> _Written exercise_
Which lines hold the word "Times"? Copy each one.

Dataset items

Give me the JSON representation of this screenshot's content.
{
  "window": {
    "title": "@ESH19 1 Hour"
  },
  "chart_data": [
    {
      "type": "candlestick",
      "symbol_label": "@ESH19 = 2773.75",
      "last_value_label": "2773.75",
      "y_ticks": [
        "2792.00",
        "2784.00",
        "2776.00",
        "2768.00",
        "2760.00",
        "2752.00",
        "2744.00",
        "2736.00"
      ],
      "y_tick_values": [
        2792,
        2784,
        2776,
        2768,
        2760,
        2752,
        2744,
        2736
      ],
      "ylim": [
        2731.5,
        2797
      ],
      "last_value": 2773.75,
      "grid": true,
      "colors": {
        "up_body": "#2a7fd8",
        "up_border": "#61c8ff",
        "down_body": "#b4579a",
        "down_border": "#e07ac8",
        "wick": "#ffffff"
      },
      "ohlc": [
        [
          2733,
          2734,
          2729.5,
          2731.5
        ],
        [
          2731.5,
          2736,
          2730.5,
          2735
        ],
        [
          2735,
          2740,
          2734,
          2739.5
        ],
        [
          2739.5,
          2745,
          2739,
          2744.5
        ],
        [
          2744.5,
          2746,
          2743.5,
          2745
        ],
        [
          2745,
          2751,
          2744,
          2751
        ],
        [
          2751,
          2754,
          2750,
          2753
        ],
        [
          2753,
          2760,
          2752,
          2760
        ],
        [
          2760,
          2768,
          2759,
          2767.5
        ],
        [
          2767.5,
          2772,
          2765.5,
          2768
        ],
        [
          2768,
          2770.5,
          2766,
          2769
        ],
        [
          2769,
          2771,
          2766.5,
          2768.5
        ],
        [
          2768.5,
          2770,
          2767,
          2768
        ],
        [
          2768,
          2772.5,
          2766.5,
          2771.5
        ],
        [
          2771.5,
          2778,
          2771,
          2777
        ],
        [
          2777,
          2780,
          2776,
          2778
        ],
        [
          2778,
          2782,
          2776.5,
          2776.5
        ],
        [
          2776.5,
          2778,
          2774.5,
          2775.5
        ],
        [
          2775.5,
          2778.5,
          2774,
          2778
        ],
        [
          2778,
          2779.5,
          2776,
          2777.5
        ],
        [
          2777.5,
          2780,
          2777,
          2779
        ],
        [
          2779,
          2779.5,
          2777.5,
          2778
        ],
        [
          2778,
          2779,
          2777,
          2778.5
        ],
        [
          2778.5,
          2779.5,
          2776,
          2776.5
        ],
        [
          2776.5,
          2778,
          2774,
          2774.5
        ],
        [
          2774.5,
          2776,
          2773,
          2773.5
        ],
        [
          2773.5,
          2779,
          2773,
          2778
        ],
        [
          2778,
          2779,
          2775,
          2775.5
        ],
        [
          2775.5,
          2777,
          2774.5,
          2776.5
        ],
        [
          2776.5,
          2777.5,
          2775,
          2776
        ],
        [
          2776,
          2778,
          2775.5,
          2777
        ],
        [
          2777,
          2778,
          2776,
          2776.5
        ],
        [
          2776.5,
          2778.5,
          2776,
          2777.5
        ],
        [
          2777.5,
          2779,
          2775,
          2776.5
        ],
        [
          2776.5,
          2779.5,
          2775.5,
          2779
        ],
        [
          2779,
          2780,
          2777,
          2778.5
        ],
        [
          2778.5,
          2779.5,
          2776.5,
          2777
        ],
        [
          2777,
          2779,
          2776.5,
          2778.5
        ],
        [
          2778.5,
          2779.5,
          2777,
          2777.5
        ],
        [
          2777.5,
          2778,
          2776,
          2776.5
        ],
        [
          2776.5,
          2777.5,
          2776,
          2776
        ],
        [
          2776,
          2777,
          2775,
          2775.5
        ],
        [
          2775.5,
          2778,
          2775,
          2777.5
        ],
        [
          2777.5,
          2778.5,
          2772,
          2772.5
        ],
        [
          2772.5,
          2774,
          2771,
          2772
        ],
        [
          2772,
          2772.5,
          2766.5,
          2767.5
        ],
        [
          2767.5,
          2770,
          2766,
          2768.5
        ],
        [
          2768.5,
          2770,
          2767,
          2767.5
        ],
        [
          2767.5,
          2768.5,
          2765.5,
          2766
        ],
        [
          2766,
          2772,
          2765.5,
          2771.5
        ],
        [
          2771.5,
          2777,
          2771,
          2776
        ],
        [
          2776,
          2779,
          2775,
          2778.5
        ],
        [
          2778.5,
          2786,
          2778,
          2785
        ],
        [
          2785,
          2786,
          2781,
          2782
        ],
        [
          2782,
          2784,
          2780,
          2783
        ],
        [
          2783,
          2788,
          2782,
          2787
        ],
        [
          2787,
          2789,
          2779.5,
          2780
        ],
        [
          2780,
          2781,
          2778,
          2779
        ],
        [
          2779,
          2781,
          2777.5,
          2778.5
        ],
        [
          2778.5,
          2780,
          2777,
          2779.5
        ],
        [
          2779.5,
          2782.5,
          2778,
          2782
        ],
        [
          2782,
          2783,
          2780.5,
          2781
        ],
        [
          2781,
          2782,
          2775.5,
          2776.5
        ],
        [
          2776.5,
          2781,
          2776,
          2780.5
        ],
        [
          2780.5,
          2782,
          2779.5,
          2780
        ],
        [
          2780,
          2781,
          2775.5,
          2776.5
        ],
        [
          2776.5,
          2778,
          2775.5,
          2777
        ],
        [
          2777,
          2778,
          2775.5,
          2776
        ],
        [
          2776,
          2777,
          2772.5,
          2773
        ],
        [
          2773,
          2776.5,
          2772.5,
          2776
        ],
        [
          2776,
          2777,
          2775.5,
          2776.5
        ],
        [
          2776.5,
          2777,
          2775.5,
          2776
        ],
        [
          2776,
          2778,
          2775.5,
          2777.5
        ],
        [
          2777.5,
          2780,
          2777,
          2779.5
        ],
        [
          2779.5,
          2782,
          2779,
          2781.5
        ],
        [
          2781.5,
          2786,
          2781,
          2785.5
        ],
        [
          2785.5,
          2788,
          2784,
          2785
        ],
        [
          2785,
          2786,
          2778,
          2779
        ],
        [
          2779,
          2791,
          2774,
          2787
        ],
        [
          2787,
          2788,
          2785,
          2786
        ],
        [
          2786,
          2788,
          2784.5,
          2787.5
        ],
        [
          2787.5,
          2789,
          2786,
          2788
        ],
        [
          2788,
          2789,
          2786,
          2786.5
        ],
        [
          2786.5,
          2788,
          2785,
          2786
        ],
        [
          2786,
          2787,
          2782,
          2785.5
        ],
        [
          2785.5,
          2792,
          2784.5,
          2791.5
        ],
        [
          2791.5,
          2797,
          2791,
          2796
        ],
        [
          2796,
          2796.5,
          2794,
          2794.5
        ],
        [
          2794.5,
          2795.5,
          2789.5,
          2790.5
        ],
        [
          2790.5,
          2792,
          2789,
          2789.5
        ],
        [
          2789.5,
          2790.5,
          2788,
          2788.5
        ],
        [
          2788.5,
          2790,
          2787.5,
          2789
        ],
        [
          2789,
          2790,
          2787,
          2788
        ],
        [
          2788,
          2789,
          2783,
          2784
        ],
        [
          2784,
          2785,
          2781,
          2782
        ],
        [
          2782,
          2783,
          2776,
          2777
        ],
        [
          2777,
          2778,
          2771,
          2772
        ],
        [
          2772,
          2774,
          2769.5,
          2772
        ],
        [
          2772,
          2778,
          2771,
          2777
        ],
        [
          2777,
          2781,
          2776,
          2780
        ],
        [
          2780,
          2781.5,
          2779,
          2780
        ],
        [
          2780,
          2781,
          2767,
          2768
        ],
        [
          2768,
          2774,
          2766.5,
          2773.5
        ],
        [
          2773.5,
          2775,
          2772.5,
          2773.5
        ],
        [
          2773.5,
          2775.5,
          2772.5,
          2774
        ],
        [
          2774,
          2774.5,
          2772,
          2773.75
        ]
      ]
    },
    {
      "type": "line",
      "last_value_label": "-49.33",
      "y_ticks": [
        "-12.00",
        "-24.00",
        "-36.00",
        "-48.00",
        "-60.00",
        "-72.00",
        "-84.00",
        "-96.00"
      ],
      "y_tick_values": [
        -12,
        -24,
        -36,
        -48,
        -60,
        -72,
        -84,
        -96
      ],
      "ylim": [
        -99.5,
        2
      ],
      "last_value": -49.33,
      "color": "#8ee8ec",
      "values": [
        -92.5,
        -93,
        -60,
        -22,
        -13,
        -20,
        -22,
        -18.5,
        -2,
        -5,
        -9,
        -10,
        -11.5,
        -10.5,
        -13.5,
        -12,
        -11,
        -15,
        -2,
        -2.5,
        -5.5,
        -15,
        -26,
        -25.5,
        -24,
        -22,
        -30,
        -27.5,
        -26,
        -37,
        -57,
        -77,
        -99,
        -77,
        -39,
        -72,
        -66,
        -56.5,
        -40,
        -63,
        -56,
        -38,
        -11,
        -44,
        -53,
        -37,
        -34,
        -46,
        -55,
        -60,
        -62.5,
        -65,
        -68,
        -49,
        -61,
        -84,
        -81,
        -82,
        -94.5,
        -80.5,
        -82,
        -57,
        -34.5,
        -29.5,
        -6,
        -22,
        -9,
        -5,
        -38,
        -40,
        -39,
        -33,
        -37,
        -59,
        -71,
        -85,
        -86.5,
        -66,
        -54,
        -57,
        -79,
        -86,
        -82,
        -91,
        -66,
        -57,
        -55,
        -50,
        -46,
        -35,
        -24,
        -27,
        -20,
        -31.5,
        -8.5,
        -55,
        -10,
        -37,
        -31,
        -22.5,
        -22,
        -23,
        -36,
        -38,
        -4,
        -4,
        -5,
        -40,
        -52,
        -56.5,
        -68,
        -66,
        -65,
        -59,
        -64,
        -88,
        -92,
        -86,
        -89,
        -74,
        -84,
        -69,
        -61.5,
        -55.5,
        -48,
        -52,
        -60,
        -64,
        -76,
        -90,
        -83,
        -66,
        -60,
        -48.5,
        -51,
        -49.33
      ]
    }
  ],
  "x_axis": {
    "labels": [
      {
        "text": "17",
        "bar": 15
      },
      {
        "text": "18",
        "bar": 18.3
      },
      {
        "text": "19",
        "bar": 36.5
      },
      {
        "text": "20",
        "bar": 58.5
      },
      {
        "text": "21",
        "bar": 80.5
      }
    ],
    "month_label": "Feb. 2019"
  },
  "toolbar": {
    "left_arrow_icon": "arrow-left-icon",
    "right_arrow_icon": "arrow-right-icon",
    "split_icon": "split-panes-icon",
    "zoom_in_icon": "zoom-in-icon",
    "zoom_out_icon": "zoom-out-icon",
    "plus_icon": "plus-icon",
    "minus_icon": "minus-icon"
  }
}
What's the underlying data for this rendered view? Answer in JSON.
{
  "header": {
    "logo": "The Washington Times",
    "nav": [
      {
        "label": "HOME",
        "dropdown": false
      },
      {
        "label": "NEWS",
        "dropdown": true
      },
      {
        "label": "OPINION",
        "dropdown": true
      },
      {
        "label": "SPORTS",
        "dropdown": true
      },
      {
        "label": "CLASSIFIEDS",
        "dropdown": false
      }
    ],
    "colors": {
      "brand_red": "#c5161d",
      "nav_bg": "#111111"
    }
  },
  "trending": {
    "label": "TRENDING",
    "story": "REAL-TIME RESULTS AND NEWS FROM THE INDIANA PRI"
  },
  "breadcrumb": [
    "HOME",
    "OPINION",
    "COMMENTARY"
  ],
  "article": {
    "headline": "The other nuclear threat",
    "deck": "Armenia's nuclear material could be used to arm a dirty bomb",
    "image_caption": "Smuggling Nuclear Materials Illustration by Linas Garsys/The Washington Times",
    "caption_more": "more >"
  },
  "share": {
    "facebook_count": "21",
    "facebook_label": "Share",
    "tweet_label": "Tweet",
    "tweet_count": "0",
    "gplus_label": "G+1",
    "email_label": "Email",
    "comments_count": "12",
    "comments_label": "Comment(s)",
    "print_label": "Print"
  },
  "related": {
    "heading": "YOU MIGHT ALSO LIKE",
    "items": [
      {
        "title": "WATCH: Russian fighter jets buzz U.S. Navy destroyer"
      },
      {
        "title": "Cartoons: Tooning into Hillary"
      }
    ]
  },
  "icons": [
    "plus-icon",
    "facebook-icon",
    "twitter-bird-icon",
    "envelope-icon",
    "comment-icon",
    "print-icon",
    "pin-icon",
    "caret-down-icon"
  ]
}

> _Answer to the task_
    "logo": "The Washington Times",
    "image_caption": "Smuggling Nuclear Materials Illustration by Linas Garsys/The Washington Times",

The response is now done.